• PROMPT:
Check each line for the string "value", then give only how many lines have it.

• RECORDS TO PROCESS:

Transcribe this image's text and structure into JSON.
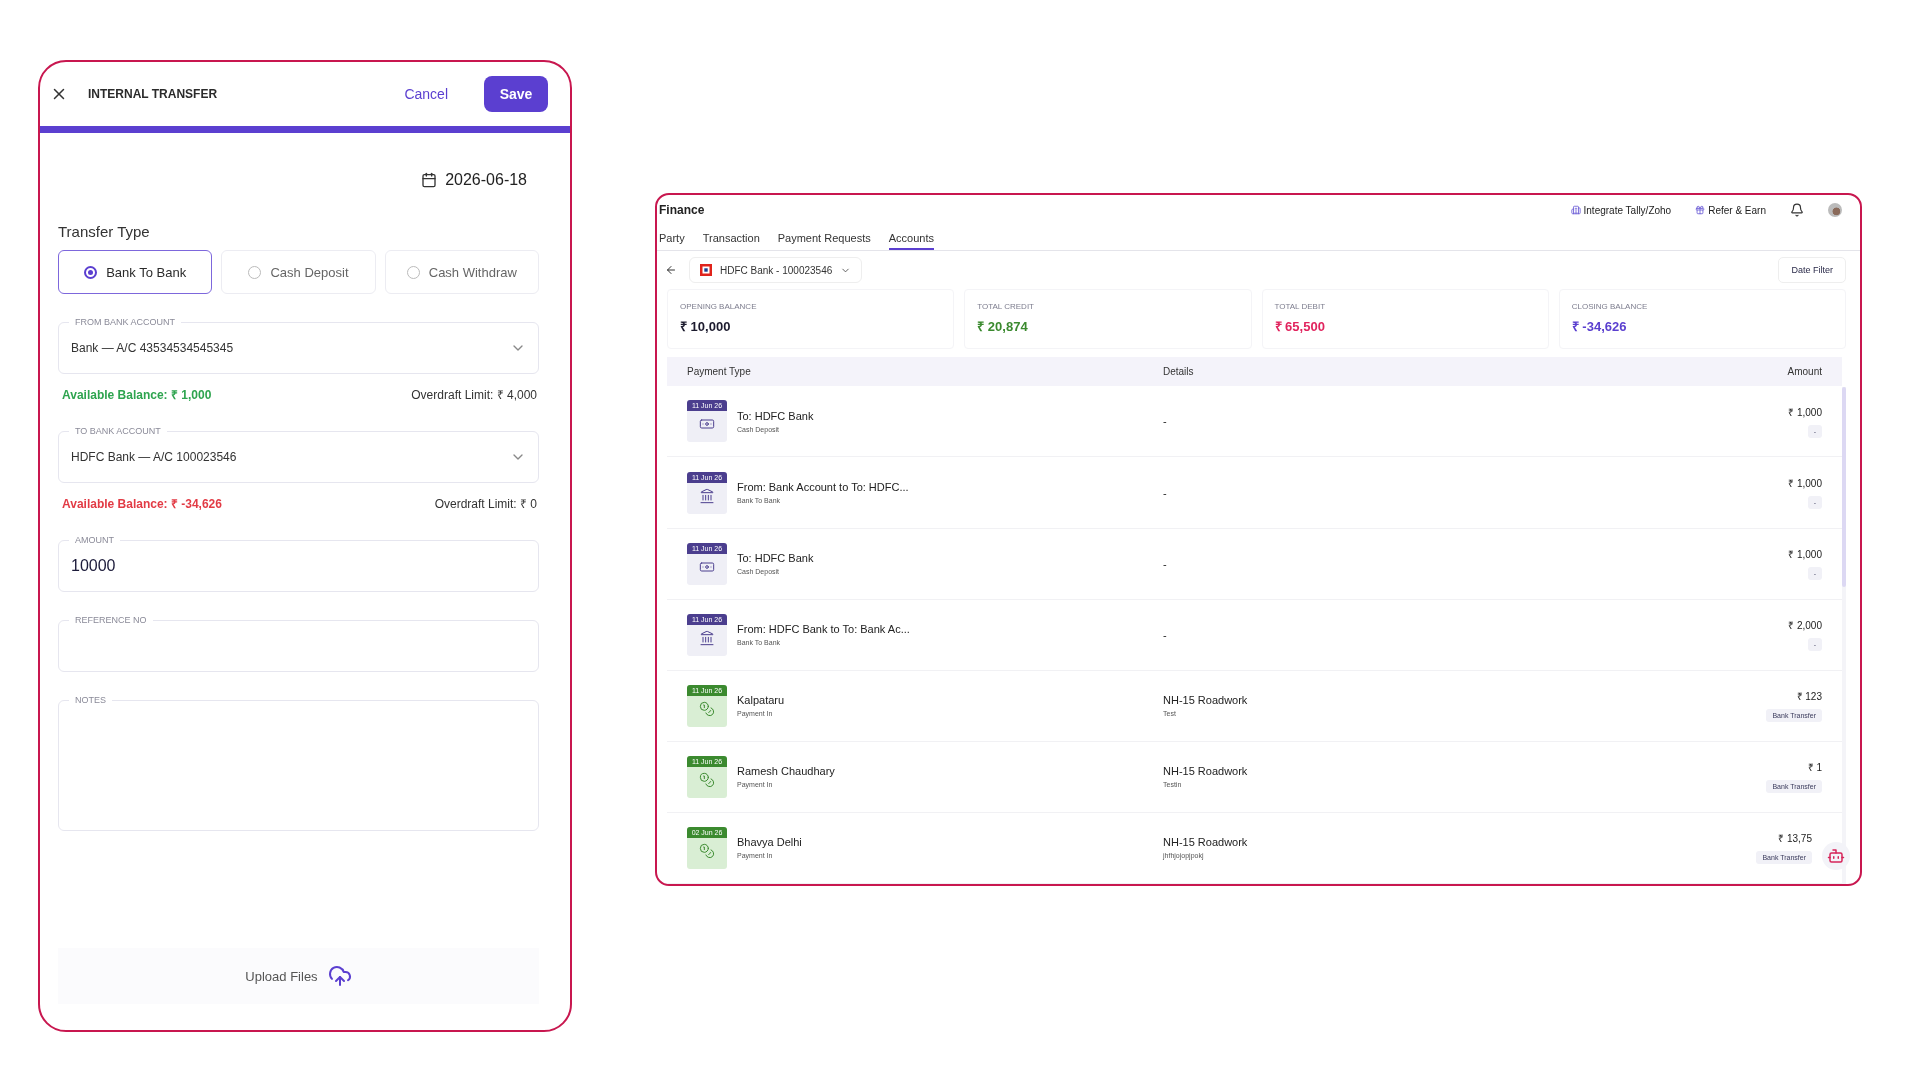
{
  "transfer_form": {
    "title": "INTERNAL TRANSFER",
    "cancel": "Cancel",
    "save": "Save",
    "date": "2026-06-18",
    "transfer_type_label": "Transfer Type",
    "transfer_types": [
      {
        "label": "Bank To Bank",
        "selected": true
      },
      {
        "label": "Cash Deposit",
        "selected": false
      },
      {
        "label": "Cash Withdraw",
        "selected": false
      }
    ],
    "from_account": {
      "label": "FROM BANK ACCOUNT",
      "value": "Bank — A/C 43534534545345"
    },
    "from_balance": {
      "kind": "positive",
      "available": "Available Balance: ₹ 1,000",
      "overdraft": "Overdraft Limit: ₹ 4,000"
    },
    "to_account": {
      "label": "TO BANK ACCOUNT",
      "value": "HDFC Bank — A/C 100023546"
    },
    "to_balance": {
      "kind": "negative",
      "available": "Available Balance: ₹ -34,626",
      "overdraft": "Overdraft Limit: ₹ 0"
    },
    "amount": {
      "label": "AMOUNT",
      "value": "10000"
    },
    "reference": {
      "label": "REFERENCE NO"
    },
    "notes": {
      "label": "NOTES"
    },
    "upload": "Upload Files"
  },
  "finance": {
    "title": "Finance",
    "header_links": [
      {
        "label": "Integrate Tally/Zoho",
        "kind": "integrate"
      },
      {
        "label": "Refer & Earn",
        "kind": "refer"
      }
    ],
    "tabs": [
      {
        "label": "Party",
        "selected": false
      },
      {
        "label": "Transaction",
        "selected": false
      },
      {
        "label": "Payment Requests",
        "selected": false
      },
      {
        "label": "Accounts",
        "selected": true
      }
    ],
    "account_selector": "HDFC Bank - 100023546",
    "date_filter": "Date Filter",
    "summary": [
      {
        "label": "OPENING BALANCE",
        "value": "₹ 10,000",
        "color": "#1c1b2e"
      },
      {
        "label": "TOTAL CREDIT",
        "value": "₹ 20,874",
        "color": "#3b8a2f"
      },
      {
        "label": "TOTAL DEBIT",
        "value": "₹ 65,500",
        "color": "#e1245e"
      },
      {
        "label": "CLOSING BALANCE",
        "value": "₹ -34,626",
        "color": "#5a3fcf"
      }
    ],
    "table": {
      "columns": [
        "Payment Type",
        "Details",
        "Amount"
      ],
      "rows": [
        {
          "kind": "cash_deposit",
          "date": "11 Jun 26",
          "title": "To: HDFC Bank",
          "subtitle": "Cash Deposit",
          "details": {
            "title": "-"
          },
          "amount": "₹ 1,000",
          "tag": "-"
        },
        {
          "kind": "bank_to_bank",
          "date": "11 Jun 26",
          "title": "From: Bank Account to To: HDFC...",
          "subtitle": "Bank To Bank",
          "details": {
            "title": "-"
          },
          "amount": "₹ 1,000",
          "tag": "-"
        },
        {
          "kind": "cash_deposit",
          "date": "11 Jun 26",
          "title": "To: HDFC Bank",
          "subtitle": "Cash Deposit",
          "details": {
            "title": "-"
          },
          "amount": "₹ 1,000",
          "tag": "-"
        },
        {
          "kind": "bank_to_bank",
          "date": "11 Jun 26",
          "title": "From: HDFC Bank to To: Bank Ac...",
          "subtitle": "Bank To Bank",
          "details": {
            "title": "-"
          },
          "amount": "₹ 2,000",
          "tag": "-"
        },
        {
          "kind": "payment_in",
          "date": "11 Jun 26",
          "title": "Kalpataru",
          "subtitle": "Payment In",
          "details": {
            "title": "NH-15 Roadwork",
            "note": "Test"
          },
          "amount": "₹ 123",
          "tag": "Bank Transfer"
        },
        {
          "kind": "payment_in",
          "date": "11 Jun 26",
          "title": "Ramesh Chaudhary",
          "subtitle": "Payment In",
          "details": {
            "title": "NH-15 Roadwork",
            "note": "Testin"
          },
          "amount": "₹ 1",
          "tag": "Bank Transfer"
        },
        {
          "kind": "payment_in",
          "date": "02 Jun 26",
          "title": "Bhavya Delhi",
          "subtitle": "Payment In",
          "details": {
            "title": "NH-15 Roadwork",
            "note": "jhfhjojopjpokj"
          },
          "amount": "₹ 13,75",
          "tag": "Bank Transfer"
        }
      ]
    }
  }
}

• CORRECT RESPONSE:
7